— Start Data —

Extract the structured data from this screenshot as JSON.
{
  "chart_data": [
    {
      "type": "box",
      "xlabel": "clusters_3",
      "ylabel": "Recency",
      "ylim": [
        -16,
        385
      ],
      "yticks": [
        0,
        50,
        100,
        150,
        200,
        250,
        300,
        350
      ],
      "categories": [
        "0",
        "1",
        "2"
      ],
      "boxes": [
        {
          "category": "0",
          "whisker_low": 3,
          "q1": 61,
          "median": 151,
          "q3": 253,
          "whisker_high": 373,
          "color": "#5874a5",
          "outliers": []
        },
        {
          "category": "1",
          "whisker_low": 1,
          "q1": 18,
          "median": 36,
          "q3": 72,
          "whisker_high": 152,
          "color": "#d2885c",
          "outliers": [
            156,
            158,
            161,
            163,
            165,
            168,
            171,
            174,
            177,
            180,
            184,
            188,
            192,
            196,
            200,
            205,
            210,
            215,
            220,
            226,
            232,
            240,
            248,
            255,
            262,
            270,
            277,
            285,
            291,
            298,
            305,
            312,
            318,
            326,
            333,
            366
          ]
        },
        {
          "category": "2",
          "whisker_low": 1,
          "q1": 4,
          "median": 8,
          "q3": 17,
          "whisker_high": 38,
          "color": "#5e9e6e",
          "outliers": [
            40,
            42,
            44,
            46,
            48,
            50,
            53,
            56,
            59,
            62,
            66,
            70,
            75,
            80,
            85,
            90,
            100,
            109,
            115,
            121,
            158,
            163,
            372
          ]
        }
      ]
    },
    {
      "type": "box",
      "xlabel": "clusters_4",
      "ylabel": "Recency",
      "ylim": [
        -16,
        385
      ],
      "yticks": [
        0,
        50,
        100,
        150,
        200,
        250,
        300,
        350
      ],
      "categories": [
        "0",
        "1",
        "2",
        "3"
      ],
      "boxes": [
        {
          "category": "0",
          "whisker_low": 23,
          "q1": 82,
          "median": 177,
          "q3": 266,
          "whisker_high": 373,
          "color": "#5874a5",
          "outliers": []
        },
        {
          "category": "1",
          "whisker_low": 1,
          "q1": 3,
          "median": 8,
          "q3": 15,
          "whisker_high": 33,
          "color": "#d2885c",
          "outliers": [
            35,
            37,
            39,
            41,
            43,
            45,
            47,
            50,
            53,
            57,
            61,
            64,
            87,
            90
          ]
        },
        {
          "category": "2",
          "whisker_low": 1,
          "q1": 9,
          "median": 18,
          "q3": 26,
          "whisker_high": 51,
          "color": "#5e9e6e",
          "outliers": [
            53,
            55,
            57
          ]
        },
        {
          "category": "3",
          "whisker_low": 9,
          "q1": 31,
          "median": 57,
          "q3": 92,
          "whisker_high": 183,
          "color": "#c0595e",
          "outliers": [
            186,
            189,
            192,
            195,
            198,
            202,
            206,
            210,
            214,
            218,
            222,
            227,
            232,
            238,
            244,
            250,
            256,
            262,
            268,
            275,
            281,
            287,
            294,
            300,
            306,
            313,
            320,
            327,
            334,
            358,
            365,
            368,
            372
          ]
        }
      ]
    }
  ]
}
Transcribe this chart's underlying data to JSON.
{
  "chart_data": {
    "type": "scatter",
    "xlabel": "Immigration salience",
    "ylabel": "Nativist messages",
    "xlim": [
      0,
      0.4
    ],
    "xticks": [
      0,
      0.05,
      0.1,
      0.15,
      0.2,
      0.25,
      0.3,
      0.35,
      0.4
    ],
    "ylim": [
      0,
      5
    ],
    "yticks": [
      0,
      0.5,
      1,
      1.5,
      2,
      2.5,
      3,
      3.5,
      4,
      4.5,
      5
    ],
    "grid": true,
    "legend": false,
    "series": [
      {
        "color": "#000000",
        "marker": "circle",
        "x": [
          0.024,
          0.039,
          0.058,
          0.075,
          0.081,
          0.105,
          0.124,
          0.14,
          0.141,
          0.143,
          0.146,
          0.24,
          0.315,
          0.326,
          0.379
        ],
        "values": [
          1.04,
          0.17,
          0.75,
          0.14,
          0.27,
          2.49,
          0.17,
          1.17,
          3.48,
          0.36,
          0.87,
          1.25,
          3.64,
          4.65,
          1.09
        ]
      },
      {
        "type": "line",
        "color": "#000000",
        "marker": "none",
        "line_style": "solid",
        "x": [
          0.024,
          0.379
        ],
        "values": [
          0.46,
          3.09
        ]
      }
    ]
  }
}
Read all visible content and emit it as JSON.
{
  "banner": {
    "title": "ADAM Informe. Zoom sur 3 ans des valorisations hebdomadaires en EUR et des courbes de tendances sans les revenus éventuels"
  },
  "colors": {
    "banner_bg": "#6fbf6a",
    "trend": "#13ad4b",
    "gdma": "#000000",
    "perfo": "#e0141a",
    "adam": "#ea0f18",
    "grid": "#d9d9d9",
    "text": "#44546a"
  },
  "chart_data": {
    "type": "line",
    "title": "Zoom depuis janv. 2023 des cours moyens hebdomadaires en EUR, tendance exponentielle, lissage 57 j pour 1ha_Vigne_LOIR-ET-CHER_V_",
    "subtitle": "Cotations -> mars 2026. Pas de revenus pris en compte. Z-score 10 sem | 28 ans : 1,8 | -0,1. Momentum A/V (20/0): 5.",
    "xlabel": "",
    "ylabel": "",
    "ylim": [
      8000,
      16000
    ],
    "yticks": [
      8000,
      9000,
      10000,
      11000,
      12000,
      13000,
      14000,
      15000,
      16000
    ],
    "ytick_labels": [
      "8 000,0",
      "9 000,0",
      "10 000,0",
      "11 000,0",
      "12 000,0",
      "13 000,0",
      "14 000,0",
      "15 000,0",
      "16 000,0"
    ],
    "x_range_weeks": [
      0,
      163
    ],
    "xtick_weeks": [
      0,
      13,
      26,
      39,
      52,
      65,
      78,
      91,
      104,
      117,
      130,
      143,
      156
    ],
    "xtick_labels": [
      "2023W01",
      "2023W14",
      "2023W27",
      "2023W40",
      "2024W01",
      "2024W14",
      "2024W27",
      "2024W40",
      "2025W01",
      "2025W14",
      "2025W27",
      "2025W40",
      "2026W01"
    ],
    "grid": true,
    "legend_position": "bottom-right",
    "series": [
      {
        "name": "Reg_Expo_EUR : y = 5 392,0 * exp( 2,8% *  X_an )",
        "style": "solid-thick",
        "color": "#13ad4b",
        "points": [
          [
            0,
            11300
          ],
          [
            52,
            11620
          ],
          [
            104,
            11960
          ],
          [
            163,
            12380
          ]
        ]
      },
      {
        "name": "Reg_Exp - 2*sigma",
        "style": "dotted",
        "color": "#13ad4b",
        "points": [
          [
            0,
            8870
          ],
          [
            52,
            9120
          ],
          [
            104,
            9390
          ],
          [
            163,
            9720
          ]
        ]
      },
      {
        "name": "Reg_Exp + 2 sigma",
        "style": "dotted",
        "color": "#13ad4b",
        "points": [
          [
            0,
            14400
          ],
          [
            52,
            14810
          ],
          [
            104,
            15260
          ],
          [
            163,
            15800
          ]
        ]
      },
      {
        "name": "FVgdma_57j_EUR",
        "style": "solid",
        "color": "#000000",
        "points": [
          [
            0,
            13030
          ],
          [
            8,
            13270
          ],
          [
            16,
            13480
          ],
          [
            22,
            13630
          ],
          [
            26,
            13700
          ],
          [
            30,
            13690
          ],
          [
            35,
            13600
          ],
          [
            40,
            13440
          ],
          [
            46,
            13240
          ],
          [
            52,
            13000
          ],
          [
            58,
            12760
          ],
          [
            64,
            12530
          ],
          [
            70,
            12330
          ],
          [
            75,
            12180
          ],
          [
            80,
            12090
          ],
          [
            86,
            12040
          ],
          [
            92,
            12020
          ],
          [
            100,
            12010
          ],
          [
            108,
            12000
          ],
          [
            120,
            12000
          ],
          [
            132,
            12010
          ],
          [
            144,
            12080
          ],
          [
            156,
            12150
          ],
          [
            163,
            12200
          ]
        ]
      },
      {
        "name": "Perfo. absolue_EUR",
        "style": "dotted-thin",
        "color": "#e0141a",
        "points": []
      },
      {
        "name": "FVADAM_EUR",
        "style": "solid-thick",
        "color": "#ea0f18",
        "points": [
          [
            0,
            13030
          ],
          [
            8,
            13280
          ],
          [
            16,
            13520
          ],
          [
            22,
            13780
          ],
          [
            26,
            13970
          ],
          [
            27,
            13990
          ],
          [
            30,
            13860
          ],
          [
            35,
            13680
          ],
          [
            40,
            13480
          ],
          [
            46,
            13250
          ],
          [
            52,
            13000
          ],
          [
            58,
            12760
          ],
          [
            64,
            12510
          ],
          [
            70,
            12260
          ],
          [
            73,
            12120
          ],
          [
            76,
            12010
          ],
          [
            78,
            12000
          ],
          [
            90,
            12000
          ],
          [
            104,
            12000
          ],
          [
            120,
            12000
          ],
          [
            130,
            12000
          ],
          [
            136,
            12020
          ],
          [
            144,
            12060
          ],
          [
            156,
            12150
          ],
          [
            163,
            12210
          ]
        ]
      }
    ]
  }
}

— End Data —

Exercise aim: Pick out every line above that holds the word "xlabel" and copy it.

Response for this exercise:
      "xlabel": "clusters_3",
      "xlabel": "clusters_4",
    "xlabel": "Immigration salience",
    "xlabel": "",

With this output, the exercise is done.